Stored records

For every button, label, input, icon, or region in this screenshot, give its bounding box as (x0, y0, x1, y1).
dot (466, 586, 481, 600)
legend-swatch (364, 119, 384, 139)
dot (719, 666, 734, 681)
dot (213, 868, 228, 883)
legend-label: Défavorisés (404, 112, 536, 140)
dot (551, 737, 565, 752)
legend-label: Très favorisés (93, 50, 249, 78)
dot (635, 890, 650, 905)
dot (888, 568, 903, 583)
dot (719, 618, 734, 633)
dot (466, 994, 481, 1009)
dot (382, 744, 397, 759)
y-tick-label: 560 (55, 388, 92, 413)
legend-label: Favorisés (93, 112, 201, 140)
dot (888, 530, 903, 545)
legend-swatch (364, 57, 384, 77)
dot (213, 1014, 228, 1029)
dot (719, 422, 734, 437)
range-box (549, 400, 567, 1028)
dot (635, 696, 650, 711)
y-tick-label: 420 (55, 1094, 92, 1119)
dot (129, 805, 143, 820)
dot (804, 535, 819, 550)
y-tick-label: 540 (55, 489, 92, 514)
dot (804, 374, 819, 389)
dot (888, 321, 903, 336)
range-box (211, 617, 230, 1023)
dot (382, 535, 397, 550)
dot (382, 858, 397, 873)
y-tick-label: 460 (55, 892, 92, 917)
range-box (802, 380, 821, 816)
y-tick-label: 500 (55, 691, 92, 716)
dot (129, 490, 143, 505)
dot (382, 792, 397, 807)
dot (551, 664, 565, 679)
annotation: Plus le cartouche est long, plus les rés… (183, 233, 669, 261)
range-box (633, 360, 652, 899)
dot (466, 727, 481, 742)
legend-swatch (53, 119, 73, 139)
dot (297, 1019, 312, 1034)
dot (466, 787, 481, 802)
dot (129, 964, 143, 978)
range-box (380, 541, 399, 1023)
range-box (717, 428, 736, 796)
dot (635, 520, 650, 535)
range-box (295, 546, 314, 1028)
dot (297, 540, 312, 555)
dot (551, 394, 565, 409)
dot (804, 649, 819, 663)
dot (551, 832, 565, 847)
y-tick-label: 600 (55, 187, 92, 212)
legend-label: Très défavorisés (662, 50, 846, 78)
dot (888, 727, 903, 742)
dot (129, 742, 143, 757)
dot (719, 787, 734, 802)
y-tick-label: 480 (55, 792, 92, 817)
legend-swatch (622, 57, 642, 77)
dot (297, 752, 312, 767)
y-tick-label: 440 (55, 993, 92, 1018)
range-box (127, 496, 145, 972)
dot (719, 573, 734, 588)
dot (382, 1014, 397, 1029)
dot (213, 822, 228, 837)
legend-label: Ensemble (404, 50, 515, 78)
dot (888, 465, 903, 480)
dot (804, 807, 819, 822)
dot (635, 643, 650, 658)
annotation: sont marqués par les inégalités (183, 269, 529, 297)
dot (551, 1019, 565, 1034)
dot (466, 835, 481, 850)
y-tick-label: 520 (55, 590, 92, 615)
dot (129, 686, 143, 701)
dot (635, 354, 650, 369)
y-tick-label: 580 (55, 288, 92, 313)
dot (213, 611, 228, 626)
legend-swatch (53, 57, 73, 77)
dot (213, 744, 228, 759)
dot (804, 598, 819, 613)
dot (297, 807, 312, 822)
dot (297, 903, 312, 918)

# WORK TO COMPLETE
Identify every line of the records that contains the string "tick", and copy each of those lines.

# TASK RESPONSE
y-tick-label: 560 (55, 388, 92, 413)
y-tick-label: 420 (55, 1094, 92, 1119)
y-tick-label: 540 (55, 489, 92, 514)
y-tick-label: 460 (55, 892, 92, 917)
y-tick-label: 500 (55, 691, 92, 716)
y-tick-label: 600 (55, 187, 92, 212)
y-tick-label: 480 (55, 792, 92, 817)
y-tick-label: 440 (55, 993, 92, 1018)
y-tick-label: 520 (55, 590, 92, 615)
y-tick-label: 580 (55, 288, 92, 313)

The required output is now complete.